- **THE DATA**
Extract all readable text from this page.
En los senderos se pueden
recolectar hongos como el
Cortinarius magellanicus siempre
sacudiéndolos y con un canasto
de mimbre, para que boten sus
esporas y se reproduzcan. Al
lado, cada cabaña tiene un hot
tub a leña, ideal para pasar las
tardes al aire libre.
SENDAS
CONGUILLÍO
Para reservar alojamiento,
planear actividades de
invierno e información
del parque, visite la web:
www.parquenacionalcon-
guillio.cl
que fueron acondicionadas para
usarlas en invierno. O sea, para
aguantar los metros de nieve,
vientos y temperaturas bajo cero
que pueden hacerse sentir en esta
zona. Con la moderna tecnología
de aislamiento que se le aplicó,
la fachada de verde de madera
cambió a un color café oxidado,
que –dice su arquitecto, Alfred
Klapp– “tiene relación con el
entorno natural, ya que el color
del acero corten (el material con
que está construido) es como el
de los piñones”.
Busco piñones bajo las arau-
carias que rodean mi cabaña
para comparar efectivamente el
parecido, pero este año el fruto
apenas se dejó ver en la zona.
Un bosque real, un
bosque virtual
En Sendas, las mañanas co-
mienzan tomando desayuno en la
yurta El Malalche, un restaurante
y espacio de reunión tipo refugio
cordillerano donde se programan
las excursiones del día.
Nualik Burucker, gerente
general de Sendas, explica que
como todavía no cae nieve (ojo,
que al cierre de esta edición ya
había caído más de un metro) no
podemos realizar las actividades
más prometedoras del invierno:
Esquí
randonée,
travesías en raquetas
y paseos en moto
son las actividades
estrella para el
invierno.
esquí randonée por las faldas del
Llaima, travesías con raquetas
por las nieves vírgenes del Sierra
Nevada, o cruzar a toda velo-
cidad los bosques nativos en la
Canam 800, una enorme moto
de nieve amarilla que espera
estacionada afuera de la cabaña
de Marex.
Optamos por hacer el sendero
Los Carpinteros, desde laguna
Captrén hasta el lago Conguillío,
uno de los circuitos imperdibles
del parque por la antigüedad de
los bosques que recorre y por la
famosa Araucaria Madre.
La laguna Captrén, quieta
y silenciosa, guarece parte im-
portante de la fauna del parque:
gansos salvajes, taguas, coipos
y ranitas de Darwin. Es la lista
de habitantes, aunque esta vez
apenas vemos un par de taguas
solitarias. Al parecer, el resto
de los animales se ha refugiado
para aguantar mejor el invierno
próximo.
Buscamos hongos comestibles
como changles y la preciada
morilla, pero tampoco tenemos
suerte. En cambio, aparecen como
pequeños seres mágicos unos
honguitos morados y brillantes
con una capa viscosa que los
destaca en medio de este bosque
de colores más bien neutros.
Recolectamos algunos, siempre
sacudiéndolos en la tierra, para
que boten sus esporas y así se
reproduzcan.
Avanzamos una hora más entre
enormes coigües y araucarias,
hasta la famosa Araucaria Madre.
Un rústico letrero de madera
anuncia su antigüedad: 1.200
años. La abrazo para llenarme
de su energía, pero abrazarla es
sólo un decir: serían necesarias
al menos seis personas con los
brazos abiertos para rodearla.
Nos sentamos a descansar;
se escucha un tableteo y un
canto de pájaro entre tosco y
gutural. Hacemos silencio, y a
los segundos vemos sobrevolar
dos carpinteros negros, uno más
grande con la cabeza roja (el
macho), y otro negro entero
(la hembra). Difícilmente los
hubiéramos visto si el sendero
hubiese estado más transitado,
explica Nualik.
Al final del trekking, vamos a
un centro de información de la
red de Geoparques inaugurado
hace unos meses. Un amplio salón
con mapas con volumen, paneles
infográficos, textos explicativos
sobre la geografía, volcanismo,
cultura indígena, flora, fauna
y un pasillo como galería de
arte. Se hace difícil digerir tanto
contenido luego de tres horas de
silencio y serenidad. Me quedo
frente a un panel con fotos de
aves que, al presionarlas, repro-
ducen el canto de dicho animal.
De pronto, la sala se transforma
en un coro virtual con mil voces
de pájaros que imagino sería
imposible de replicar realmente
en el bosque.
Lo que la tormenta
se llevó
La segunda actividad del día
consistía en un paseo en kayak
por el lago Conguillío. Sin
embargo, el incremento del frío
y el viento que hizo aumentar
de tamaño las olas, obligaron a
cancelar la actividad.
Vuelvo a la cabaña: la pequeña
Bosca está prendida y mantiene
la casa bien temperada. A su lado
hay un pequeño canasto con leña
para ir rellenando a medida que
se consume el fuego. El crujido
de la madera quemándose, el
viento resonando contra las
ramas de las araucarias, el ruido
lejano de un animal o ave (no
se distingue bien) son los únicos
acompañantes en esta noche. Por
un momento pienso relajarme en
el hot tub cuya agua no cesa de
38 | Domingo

- **WORK ORDER**
Find the word "como" in the entries and show each line where it is found.

- **ANSWER SECTION**
recolectar hongos como el
que está construido) es como el
como todavía no cae nieve (ojo,
como changles y la preciada
suerte. En cambio, aparecen como
y un pasillo como galería de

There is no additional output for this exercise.